• _Consigne_:
D'après le texte sur les formations géologiques de Kinsundi, par quelle méthode les analyses géochimiques ont-elles été réalisées au laboratoire du CRGM ?

• _Texte de lecture_:
====

Étude pétrographique, géochimique et métallogénique des formations géologiques de Kinsundi (Kongo central, RDC) : Un éclairage scientifique prometteur
Par une approche méthodique alliant rigueur académique, expertise de terrain et analyses au laboratoire. Sé/Noé AMATU BIG-MUKONGO, Géologue minier et chercheur scientifique indépendant, a consacré ses travaux à l’analyse exhaustive des formations géologiques de la région de ''Kinsundi ", située dans le territoire de "Madimba", province du Kongo central en RDC. Ce secteur, délimité par les coordonnées géographiques "14°52'00''–14°56'00" Est" et "5°00'00"–5°2'00" Sud", se révèle être un laboratoire naturel aux paysages diversifiés et aux potentialités minières insoupçonnées.
"Contexte géomorphologique et hydrologique"
Comme le souligne Monsieur Noé Amatu, la région se caractérise par une "topographie hétérogène", où collines basses, vallées et plateaux structurent un relief dynamique. Le réseau hydrographique, dense et varié, est dominé par la "rivière Inkisi" et le "fleuve Congo" au nord, accompagnés de cours d'eau et rivières tels que les rivières "Lukusu, Luidi, Mfidi, Ngufu, Geba, Lukunga,...". Cette configuration hydrologique influence tant les processus de la sédimentation que la répartition des minéralisations.
Résultats scientifiques : une triple perspective
"1. Pétrographie : une mosaïque minéralogique"
Les investigations révèlent un substrat principalement constitué de "grès", de "calcaire" et de "quartzite en petite quantité". L’originalité de ces formations réside dans leur "association minérale" entre "magnetite, pyrite et chalcopyrite".
2. Géochimie : des indices métallifères encourageants
Les analyses par "spectrométrie à fluorescence X (SFX)" au laboratoire du Centre de Recherche Géologique et Minière(CRGM) de la RDC à Kinshasa confirment une "teneur élevée en fer", accompagnée d’éléments associés (cuivre, cobalt, zinc) en concentrations modérées. Fait marquant : la détection de "niobium et de Tantale "en teneur importante dans certains échantillons ouvre des perspectives intrigantes quant à une éventuelle "minéralisation en coltan", ressource stratégique pour les technologies modernes.

====

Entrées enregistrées
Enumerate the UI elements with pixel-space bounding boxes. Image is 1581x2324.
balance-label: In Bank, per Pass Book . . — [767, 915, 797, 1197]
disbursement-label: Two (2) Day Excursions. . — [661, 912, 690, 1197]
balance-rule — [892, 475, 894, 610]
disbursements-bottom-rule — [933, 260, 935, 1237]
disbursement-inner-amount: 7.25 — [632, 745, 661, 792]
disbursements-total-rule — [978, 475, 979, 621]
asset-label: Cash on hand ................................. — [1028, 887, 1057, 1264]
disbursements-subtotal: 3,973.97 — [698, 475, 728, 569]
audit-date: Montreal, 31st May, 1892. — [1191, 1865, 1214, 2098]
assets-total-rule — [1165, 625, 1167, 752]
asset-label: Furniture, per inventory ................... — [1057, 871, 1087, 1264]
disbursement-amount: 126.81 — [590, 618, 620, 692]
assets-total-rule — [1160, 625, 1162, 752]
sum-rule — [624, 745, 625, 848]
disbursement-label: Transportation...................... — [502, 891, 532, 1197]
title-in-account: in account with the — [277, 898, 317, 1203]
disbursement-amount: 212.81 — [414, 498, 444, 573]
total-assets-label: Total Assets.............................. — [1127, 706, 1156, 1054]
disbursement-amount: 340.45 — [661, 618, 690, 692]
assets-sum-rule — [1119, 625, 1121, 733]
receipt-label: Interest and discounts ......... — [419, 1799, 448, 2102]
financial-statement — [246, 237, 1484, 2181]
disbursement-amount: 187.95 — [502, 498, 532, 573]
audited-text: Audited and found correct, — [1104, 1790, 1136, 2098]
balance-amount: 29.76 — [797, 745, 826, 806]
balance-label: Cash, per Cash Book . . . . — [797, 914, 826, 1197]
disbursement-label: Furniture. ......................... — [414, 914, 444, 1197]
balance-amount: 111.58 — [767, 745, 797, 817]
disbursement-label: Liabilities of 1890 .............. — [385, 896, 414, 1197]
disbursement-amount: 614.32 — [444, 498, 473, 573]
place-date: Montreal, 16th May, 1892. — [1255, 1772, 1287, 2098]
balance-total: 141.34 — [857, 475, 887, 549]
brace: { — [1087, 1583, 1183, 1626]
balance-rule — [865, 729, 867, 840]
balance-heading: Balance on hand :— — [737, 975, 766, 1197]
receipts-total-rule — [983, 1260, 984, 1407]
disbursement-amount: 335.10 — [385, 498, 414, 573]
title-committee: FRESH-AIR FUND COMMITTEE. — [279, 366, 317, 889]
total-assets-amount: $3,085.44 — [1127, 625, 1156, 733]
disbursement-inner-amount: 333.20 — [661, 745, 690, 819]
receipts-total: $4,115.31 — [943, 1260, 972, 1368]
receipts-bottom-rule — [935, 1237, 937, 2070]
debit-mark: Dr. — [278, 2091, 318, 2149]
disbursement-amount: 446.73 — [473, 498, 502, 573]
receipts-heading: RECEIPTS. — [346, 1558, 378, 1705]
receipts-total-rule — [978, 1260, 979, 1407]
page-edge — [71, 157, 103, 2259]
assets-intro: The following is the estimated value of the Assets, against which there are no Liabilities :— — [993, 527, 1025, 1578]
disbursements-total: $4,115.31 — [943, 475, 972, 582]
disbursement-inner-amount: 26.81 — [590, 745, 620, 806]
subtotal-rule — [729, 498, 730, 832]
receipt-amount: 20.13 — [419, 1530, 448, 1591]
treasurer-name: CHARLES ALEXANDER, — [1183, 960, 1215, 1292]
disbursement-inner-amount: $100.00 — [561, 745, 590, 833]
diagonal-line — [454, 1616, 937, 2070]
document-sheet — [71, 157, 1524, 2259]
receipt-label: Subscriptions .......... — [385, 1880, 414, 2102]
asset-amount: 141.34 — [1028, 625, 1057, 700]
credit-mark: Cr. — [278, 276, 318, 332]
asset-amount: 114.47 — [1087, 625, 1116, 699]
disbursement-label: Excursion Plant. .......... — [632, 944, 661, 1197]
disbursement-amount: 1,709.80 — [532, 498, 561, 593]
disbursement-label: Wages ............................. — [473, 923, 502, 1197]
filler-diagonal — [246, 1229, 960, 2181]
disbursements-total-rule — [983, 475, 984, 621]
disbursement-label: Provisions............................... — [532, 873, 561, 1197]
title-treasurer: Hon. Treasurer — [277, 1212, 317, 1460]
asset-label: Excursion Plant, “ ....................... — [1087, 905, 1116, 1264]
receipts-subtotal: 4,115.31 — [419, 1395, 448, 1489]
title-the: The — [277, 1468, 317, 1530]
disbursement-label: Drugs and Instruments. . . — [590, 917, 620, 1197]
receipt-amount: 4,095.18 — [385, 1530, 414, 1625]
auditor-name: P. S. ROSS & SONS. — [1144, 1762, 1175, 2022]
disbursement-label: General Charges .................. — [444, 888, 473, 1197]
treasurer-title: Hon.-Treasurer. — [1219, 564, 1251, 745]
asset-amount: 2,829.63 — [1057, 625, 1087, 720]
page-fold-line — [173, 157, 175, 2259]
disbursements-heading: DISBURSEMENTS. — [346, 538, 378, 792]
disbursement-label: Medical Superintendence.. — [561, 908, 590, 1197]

====

• _Votre réponse_:
Par spectrométrie à fluorescence X (SFX).